* [Assignment 1] Name every level of the Kirkpatrick model that the passage on laparoscopic simulation training refers to, each with its number and the label it is given.
* [Assignment 2] Carry on the passage on laparoscopic simulation training from its last sentence, in the same style.

* [Passage shown]
━━━━━━━━━━━━━━━━━━━━━━━━━━━━━━

Level 1 (Reaction) and level 2 (Learning) were accomplished during the first phase: laboratory training and live porcine model assessment [12].

With respect to level 3 (transfer), as stated previously, in surgical simulation the greatest challenge is to demonstrate the efficiency of a simulation program when transferred to the real scenario, in this case the OR [27]. In this study, we demonstrate the transfer to the OR of advanced laparoscopic skills acquired through a simulated training program in beginner surgical residents, performing a complex procedure such as laparoscopic JJO.

Finally, regarding level 4 of Kirkpatrick model (organizational value), as from this pilot study in our institution, there has been a continuous growth in simulation programs in response to its good results, offering residents and trainees the opportunity to learn under an objective structured training program. This includes a complete infrastructure installed right next to the main clinical hospital, exclusive personal and available staff members, in addition to a dedicated surgical simulation research fellow.

This study demonstrates positive findings; however, there are some limitations that should be discussed. In the first place, there is a low number of participants in each group assessed in the OR, mainly due to specific time-dependent training pre-required (basic and advanced simulated training in all PGY1 residents) and concerns on patient’s safety (in the case of GS group). Nonetheless, this study was carried out in compliance with the minimum sample size calculated and thus statistically significant differences in results between each group were obtained for all categories. Secondly, the results achieved with simulated training were evaluated immediately after completing the program and probably do not reflect a real and sustained acquisition of skills after training. As other authors have proposed recently [27], assessment of proficiency at mid- and long term is required in order to establish retention of learned skills over time. While in this experience first year residents trained with simulation were compared in a single assessment to GS, efforts should be made in a future to obtain and compare learning curves between these groups in the OR. Thus, knowing both learning curves would allow us to determine how much training time should a trainee spend in the laboratory in order to become proficient in the OR (cumulative transfer effectiveness ratio) [28].

━━━━━━━━━━━━━━━━━━━━━━━━━━━━━━

* [Source data]
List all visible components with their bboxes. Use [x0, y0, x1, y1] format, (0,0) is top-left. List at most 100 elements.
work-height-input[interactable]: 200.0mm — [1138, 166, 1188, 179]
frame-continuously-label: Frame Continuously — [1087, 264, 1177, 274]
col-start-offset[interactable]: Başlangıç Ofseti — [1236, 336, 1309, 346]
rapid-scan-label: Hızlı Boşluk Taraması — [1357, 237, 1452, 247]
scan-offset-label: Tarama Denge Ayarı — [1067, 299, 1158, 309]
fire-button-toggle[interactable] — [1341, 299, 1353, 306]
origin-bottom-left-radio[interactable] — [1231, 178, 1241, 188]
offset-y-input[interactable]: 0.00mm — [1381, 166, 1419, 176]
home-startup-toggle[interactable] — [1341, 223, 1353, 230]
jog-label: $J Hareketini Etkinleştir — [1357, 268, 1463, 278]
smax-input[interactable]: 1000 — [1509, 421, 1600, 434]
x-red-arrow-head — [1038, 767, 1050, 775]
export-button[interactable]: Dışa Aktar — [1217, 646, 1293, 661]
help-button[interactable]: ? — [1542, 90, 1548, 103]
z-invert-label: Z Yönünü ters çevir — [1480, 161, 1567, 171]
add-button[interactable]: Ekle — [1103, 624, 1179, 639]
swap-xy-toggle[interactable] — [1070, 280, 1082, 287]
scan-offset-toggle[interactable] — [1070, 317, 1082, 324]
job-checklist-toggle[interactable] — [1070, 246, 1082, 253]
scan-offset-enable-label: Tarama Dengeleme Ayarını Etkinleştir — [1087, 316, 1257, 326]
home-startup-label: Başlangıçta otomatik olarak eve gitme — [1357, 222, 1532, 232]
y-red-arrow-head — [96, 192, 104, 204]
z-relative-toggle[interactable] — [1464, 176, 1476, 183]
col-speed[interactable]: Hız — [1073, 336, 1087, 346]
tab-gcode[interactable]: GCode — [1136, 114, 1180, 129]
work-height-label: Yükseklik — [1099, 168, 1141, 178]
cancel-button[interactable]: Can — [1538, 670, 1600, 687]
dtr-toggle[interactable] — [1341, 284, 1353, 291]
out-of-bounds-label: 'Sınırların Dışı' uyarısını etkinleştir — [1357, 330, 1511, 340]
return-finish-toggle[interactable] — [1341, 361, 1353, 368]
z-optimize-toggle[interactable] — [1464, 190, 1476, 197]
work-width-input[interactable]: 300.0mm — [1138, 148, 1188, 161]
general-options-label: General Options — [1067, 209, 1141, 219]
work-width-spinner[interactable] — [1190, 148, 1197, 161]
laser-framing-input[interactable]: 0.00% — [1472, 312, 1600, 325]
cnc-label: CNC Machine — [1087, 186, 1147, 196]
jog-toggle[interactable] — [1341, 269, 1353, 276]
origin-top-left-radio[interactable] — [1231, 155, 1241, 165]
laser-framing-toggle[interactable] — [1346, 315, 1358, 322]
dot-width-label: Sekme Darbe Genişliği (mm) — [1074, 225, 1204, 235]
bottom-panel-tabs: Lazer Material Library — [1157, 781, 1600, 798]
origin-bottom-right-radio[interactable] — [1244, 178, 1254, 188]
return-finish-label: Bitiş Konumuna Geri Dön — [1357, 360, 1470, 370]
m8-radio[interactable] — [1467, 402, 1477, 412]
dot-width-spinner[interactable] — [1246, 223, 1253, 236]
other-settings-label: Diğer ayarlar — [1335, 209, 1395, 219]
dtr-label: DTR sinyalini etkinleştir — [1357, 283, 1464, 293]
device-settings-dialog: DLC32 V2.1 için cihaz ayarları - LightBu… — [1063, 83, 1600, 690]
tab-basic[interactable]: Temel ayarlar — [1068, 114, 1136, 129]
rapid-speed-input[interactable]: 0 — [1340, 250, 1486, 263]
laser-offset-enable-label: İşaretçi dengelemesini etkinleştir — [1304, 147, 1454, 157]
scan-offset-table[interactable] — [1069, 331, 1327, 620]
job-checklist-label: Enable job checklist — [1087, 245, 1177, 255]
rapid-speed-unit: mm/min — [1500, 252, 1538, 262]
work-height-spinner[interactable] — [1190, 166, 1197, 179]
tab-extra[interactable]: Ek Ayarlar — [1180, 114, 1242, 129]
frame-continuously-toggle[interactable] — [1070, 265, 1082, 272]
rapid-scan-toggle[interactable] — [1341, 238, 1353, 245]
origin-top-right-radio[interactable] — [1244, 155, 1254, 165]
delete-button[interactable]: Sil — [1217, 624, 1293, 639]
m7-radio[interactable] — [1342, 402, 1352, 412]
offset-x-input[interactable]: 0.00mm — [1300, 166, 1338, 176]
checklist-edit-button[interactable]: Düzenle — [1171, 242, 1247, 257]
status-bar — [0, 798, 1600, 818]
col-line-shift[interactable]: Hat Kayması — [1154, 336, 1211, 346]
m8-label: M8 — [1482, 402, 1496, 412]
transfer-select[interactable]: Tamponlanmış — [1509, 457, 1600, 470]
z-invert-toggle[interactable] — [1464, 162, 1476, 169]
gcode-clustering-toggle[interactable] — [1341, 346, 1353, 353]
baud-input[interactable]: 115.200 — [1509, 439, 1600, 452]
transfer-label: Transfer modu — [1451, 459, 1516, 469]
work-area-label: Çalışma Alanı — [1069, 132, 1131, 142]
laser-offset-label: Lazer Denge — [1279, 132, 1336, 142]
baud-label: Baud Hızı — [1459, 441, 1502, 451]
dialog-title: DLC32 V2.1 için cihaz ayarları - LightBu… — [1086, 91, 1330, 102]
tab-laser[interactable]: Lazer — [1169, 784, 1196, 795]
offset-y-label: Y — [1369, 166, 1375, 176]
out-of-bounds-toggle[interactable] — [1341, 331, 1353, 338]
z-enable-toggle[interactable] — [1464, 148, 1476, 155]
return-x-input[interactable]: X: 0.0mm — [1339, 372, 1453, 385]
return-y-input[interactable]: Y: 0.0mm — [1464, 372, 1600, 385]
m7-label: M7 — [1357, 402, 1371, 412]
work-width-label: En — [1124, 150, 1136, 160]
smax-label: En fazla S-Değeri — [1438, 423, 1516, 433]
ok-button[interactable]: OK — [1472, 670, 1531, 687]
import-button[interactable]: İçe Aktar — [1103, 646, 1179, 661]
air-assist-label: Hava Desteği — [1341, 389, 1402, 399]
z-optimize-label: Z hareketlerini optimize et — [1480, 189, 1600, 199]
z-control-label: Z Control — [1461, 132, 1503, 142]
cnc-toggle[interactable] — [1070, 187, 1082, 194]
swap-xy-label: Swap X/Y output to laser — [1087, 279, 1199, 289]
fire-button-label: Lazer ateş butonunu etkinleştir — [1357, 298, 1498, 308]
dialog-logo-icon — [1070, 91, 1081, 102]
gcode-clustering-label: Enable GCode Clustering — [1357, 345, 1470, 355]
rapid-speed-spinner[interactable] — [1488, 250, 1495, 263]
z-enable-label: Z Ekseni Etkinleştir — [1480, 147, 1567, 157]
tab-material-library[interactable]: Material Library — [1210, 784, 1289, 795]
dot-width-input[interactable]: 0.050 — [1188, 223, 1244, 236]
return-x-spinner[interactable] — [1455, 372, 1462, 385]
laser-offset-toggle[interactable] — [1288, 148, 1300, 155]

━━━━━━━━━━━━━━━━━━━━━━━━━━━━━━

* [Exercise response 1]
Level 1 (Reaction)
Level 2 (Learning)
Level 3 (transfer)
Level 4 (organizational value)

* [Exercise response 2]
Our results indicate that first year residents with simulation training may be significantly better not only in how they operate (GRS and SRS scores), but also in terms of speed. Figure 2A and Table 5 show that trainees take nearly half the time in performing the same advanced laparoscopic procedure when compared to GS. Probably if residents and fellows were always trained with simulation, more daily procedures could be performed at our institution. Investing in this type of simulation training could end up lowering institutional costs associated with resident education as stipulated by Harrington et al. [29]. However, cost analysis studies should be conducted to assess true institutional impact of executing simulation training programs.

Figure 3 plots our results on Ericsson’s surgeon learning curve [30], proposing that simulation training shortens novice’s learning process in becoming experts, adding a clear advantage over traditional programs without simulation. Figure 3 also suggests that surgical simulation may benefit a surgeon at any stage of their clinical formation and practice, since student or rookie resident, when specializing in a clinical fellow or even if the surgeon has an ongoing daily clinical practice. Surgical simulation should involve different training programs with progressive difficulty according to the stages of formation of a surgeon.

Fig. 3
figure 3

Difference between the course of improvement when adding simulation (thin line) to a traditional competency-based learning curve (bold line) [30]

Conclusion

The present study demonstrated transfer of advanced laparoscopic skills acquired through a simulated training program in novice surgical residents to the OR. We propose an incorporation of simulated advanced laparoscopic programs as an education complement in surgical training curricula due to its significant impact on quality of training, OR efficiency and potential to benefit patient safety.